Rewrite the part of the listing that runs from its start through the line containing "y-tick-label: 0.2 bbox=[223, 582, 231, 588]", changing "lane-label" to "lane-number" and keeping all other text unchanged.

Excerpts from a layout annotation listing:
- - -

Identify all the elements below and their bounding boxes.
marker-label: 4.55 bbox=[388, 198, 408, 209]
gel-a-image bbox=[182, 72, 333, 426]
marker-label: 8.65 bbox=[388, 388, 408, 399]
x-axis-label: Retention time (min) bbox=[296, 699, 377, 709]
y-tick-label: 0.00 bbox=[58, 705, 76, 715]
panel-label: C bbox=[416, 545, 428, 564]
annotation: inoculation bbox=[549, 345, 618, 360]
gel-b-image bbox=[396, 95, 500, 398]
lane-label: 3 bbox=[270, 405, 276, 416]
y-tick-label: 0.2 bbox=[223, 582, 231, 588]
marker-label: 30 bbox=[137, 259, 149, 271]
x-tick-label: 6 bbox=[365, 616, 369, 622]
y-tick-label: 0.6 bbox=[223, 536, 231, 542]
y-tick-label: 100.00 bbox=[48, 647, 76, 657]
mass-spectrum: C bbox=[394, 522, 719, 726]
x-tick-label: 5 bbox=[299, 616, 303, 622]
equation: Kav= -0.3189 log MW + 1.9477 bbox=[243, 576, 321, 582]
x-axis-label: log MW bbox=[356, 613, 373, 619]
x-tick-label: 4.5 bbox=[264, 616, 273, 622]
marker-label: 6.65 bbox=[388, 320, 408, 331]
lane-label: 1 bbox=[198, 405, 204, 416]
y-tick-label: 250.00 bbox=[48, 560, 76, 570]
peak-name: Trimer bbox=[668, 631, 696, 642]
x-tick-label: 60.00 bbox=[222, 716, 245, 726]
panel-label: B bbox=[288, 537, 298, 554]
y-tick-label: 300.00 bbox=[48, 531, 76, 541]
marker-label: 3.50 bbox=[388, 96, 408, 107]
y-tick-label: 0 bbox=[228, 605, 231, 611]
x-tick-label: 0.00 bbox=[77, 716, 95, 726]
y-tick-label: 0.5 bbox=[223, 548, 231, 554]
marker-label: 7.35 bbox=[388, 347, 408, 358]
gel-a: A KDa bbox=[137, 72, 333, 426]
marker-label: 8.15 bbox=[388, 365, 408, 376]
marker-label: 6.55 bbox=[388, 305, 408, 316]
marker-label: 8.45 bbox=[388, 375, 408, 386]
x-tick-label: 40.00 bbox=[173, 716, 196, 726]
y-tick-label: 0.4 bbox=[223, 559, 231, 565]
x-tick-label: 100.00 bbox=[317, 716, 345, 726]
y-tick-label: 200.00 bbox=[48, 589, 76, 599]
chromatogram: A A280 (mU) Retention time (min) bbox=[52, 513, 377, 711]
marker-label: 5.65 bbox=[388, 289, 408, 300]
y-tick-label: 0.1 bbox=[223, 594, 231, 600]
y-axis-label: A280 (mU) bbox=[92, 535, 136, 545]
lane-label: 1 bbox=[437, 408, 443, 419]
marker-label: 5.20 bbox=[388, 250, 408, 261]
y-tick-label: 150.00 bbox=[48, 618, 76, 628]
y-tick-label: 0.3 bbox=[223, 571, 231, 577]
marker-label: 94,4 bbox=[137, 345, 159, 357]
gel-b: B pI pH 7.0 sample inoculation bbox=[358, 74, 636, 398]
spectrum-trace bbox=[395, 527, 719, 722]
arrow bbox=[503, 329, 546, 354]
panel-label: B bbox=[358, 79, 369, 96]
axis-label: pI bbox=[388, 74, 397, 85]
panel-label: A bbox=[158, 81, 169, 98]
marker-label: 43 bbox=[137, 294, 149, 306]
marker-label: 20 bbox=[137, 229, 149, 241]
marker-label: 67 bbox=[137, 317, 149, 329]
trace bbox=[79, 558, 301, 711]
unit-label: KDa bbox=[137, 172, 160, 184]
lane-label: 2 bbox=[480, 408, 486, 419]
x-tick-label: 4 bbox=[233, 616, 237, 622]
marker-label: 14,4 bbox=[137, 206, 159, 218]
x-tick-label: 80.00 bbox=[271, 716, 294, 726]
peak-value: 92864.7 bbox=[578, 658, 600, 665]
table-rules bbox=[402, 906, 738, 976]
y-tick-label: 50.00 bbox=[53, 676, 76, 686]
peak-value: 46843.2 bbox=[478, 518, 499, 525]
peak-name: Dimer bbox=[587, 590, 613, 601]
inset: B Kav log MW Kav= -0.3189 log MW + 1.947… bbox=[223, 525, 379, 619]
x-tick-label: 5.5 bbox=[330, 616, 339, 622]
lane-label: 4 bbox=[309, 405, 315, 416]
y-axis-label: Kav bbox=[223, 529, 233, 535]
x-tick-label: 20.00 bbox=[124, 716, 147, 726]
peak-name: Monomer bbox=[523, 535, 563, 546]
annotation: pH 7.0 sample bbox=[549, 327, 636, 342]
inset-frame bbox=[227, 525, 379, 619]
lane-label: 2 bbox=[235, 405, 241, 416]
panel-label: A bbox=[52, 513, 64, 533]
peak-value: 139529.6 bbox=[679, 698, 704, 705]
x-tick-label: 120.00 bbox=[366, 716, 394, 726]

- - -

Completed task |
Identify all the elements below and their bounding boxes.
marker-label: 4.55 bbox=[388, 198, 408, 209]
gel-a-image bbox=[182, 72, 333, 426]
marker-label: 8.65 bbox=[388, 388, 408, 399]
x-axis-label: Retention time (min) bbox=[296, 699, 377, 709]
y-tick-label: 0.00 bbox=[58, 705, 76, 715]
panel-label: C bbox=[416, 545, 428, 564]
annotation: inoculation bbox=[549, 345, 618, 360]
gel-b-image bbox=[396, 95, 500, 398]
lane-number: 3 bbox=[270, 405, 276, 416]
y-tick-label: 0.2 bbox=[223, 582, 231, 588]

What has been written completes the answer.